— Start —
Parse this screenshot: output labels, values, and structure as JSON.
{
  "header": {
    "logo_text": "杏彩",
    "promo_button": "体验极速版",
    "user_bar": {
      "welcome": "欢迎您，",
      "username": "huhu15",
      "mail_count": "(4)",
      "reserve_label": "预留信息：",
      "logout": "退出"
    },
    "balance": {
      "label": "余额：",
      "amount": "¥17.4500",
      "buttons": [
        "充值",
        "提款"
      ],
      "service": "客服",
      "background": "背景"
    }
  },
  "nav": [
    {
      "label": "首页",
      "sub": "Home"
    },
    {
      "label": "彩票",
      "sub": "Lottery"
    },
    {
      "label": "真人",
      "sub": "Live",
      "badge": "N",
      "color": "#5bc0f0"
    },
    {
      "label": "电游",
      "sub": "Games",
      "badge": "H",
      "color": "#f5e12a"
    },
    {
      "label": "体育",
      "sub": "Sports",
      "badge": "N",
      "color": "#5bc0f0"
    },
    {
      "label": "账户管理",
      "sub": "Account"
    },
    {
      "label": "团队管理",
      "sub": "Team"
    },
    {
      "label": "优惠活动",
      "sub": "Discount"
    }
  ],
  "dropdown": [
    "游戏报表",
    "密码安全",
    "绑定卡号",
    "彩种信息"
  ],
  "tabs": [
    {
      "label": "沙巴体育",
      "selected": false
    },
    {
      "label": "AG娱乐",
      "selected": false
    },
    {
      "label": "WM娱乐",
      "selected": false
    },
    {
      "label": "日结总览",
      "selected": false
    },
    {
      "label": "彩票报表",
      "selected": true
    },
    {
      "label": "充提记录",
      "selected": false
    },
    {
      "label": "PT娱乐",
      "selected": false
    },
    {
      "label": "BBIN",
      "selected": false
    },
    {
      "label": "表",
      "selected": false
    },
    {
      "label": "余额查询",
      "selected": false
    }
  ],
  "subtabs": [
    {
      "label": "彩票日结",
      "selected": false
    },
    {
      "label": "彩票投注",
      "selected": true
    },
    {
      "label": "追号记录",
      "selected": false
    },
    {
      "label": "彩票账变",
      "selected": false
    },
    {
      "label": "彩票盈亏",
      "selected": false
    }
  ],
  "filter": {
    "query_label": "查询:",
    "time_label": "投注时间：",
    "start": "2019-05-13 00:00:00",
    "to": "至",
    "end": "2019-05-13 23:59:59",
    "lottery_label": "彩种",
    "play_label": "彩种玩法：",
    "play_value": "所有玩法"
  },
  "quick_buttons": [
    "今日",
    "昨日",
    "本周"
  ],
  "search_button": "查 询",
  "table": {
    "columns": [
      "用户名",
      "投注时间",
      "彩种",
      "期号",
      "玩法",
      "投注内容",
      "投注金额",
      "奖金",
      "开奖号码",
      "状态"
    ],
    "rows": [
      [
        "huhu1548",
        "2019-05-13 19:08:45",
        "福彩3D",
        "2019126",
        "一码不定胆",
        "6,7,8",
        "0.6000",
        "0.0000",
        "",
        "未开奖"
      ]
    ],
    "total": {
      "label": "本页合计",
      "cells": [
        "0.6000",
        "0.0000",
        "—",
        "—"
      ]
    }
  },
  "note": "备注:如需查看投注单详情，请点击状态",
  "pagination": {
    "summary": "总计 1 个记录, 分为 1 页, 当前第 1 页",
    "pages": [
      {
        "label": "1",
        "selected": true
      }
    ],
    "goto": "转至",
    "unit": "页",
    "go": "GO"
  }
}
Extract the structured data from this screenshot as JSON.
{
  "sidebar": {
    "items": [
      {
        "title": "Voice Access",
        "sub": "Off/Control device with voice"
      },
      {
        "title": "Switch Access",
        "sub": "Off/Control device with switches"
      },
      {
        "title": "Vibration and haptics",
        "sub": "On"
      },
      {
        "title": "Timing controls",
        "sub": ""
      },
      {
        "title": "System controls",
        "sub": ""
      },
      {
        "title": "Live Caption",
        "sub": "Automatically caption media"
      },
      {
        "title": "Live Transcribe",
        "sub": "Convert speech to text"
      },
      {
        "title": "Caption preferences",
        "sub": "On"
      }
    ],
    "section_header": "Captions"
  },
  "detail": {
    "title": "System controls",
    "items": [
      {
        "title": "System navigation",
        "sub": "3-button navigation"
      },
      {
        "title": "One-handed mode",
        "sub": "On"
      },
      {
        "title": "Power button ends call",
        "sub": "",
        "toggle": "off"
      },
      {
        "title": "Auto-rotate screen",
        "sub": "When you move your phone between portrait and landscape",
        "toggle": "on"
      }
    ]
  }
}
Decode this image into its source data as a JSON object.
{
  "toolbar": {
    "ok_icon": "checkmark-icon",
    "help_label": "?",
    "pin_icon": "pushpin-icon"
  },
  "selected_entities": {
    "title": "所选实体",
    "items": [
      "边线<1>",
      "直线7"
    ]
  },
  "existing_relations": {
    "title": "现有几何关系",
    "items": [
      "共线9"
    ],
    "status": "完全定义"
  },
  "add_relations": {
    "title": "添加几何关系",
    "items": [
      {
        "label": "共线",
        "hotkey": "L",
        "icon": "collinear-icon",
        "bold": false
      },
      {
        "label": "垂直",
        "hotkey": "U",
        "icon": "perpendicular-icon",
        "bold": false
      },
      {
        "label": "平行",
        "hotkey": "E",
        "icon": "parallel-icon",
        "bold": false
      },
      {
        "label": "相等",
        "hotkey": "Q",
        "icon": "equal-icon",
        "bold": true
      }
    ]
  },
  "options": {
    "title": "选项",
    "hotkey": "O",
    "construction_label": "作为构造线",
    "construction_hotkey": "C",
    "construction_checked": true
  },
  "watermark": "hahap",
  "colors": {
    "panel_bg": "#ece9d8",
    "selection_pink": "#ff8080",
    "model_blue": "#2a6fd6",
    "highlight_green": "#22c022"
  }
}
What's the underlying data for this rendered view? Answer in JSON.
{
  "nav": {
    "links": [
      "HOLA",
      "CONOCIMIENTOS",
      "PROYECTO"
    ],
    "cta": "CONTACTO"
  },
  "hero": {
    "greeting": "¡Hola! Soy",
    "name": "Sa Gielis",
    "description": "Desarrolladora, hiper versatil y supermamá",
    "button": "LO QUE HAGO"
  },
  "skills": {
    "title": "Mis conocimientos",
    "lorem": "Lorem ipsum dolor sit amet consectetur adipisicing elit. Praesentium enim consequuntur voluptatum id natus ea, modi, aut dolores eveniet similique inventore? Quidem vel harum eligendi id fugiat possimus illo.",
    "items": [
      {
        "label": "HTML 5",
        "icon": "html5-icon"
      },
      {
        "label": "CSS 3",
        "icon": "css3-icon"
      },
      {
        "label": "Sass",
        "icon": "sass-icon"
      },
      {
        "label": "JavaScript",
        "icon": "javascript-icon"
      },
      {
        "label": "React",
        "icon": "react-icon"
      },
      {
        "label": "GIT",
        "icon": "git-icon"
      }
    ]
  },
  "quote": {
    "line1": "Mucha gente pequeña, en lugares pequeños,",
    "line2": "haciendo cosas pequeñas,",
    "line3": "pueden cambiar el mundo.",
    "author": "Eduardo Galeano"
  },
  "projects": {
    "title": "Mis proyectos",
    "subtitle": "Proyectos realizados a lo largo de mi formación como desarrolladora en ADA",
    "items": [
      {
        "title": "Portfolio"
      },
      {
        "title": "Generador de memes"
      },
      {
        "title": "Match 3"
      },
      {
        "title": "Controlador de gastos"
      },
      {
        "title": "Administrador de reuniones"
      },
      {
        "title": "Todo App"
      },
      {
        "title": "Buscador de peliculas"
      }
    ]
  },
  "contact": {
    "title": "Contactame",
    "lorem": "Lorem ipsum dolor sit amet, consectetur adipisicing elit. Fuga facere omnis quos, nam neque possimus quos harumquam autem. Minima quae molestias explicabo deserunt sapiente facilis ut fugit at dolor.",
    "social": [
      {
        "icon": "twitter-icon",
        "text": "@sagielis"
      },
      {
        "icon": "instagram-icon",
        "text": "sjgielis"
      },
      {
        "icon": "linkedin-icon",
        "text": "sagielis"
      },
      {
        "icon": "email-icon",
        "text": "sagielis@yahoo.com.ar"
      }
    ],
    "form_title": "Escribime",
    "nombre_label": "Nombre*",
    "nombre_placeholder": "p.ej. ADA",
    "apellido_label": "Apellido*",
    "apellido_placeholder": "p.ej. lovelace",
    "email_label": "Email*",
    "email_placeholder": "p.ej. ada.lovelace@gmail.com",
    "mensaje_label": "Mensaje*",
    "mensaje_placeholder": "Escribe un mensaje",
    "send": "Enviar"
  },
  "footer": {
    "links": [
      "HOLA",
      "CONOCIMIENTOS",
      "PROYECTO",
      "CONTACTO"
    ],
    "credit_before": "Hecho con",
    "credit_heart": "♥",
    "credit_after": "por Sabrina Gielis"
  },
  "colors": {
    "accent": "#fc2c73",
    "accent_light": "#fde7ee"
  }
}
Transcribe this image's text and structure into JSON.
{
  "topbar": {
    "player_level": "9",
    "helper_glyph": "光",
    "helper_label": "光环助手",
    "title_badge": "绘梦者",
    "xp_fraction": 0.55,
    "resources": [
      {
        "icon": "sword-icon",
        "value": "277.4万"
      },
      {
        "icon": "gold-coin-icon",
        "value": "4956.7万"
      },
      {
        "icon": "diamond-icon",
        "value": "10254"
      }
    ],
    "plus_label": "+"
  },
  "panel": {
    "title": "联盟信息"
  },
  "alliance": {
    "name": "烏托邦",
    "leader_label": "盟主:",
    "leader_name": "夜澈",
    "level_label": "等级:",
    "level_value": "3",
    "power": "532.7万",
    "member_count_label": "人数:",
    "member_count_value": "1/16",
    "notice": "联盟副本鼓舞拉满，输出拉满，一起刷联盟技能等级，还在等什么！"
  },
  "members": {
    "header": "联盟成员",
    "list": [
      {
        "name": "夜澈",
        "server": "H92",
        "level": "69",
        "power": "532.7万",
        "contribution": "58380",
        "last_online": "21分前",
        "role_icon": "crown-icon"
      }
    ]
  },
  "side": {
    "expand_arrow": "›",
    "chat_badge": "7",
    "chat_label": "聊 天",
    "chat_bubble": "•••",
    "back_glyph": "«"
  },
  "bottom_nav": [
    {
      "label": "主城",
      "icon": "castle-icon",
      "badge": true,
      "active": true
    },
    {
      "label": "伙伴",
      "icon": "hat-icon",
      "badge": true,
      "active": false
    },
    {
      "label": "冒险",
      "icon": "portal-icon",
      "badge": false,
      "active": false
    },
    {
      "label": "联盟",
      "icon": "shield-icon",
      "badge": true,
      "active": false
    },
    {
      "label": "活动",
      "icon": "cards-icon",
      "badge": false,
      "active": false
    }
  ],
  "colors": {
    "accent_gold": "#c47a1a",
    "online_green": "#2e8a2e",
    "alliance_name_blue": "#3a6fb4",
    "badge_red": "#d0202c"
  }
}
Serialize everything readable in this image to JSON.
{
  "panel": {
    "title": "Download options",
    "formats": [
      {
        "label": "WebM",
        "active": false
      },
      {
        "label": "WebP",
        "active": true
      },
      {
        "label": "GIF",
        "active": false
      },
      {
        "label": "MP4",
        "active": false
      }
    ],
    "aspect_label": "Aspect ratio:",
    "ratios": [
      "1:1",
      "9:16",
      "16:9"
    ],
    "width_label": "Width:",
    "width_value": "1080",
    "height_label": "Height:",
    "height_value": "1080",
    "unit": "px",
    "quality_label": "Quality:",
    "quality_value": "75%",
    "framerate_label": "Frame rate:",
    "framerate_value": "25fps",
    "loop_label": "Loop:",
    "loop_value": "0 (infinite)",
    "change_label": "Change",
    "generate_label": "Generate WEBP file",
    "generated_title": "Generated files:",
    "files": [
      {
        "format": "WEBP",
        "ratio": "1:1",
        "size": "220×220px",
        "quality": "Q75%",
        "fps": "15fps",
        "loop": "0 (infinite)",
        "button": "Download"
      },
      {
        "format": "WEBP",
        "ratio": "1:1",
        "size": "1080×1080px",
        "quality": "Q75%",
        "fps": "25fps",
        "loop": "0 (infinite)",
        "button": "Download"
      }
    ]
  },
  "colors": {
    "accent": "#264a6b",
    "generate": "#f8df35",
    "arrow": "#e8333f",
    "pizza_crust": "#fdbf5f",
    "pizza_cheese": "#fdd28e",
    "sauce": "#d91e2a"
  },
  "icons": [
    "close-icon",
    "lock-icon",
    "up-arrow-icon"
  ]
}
— End —
Extract, from the listing above, every line where the string "this" occurs.

Parse this screenshot: output labels, values, and structure as JSON.
Extract the structured data from this screenshot as JSON.
Decode this image into its source data as a JSON object.
What's the underlying data for this rendered view? Answer in JSON.
Transcribe this image's text and structure into JSON.
Serialize everything readable in this image to JSON.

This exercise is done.